> **Written problem**: Please give the listing again, word for word, with nothing left out.

=== Extracted information ===

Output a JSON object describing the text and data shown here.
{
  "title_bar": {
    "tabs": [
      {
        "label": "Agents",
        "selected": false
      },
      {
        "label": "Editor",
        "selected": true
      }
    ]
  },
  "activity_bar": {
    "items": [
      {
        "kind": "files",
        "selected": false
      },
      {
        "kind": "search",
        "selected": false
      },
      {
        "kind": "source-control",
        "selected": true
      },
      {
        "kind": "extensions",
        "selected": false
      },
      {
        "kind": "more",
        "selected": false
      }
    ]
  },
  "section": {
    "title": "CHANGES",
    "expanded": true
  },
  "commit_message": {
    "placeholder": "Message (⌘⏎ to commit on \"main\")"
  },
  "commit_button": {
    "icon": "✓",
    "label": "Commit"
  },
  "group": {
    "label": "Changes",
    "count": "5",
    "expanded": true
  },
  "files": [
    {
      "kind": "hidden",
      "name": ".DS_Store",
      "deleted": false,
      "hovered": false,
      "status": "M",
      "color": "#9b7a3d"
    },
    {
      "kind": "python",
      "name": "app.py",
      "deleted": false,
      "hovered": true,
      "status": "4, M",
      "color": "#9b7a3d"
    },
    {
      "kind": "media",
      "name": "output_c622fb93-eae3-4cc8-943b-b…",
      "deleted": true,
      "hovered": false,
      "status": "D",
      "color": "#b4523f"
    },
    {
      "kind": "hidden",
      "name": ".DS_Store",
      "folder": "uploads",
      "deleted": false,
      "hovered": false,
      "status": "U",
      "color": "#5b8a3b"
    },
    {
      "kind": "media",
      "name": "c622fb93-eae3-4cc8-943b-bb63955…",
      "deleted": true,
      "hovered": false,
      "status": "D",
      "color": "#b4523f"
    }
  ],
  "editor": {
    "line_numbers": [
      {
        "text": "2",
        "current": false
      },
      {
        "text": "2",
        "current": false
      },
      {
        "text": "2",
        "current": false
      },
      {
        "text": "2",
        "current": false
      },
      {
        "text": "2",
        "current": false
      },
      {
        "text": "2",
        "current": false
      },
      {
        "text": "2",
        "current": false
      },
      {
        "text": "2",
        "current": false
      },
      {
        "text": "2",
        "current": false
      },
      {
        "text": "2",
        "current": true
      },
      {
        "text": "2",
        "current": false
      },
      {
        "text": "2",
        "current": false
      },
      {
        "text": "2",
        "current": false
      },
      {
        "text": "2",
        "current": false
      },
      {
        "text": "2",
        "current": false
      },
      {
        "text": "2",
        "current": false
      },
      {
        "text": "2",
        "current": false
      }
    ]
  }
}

===

> **Written answer**:
Output a JSON object describing the text and data shown here.
{
  "title_bar": {
    "tabs": [
      {
        "label": "Agents",
        "selected": false
      },
      {
        "label": "Editor",
        "selected": true
      }
    ]
  },
  "activity_bar": {
    "items": [
      {
        "kind": "files",
        "selected": false
      },
      {
        "kind": "search",
        "selected": false
      },
      {
        "kind": "source-control",
        "selected": true
      },
      {
        "kind": "extensions",
        "selected": false
      },
      {
        "kind": "more",
        "selected": false
      }
    ]
  },
  "section": {
    "title": "CHANGES",
    "expanded": true
  },
  "commit_message": {
    "placeholder": "Message (⌘⏎ to commit on \"main\")"
  },
  "commit_button": {
    "icon": "✓",
    "label": "Commit"
  },
  "group": {
    "label": "Changes",
    "count": "5",
    "expanded": true
  },
  "files": [
    {
      "kind": "hidden",
      "name": ".DS_Store",
      "deleted": false,
      "hovered": false,
      "status": "M",
      "color": "#9b7a3d"
    },
    {
      "kind": "python",
      "name": "app.py",
      "deleted": false,
      "hovered": true,
      "status": "4, M",
      "color": "#9b7a3d"
    },
    {
      "kind": "media",
      "name": "output_c622fb93-eae3-4cc8-943b-b…",
      "deleted": true,
      "hovered": false,
      "status": "D",
      "color": "#b4523f"
    },
    {
      "kind": "hidden",
      "name": ".DS_Store",
      "folder": "uploads",
      "deleted": false,
      "hovered": false,
      "status": "U",
      "color": "#5b8a3b"
    },
    {
      "kind": "media",
      "name": "c622fb93-eae3-4cc8-943b-bb63955…",
      "deleted": true,
      "hovered": false,
      "status": "D",
      "color": "#b4523f"
    }
  ],
  "editor": {
    "line_numbers": [
      {
        "text": "2",
        "current": false
      },
      {
        "text": "2",
        "current": false
      },
      {
        "text": "2",
        "current": false
      },
      {
        "text": "2",
        "current": false
      },
      {
        "text": "2",
        "current": false
      },
      {
        "text": "2",
        "current": false
      },
      {
        "text": "2",
        "current": false
      },
      {
        "text": "2",
        "current": false
      },
      {
        "text": "2",
        "current": false
      },
      {
        "text": "2",
        "current": true
      },
      {
        "text": "2",
        "current": false
      },
      {
        "text": "2",
        "current": false
      },
      {
        "text": "2",
        "current": false
      },
      {
        "text": "2",
        "current": false
      },
      {
        "text": "2",
        "current": false
      },
      {
        "text": "2",
        "current": false
      },
      {
        "text": "2",
        "current": false
      }
    ]
  }
}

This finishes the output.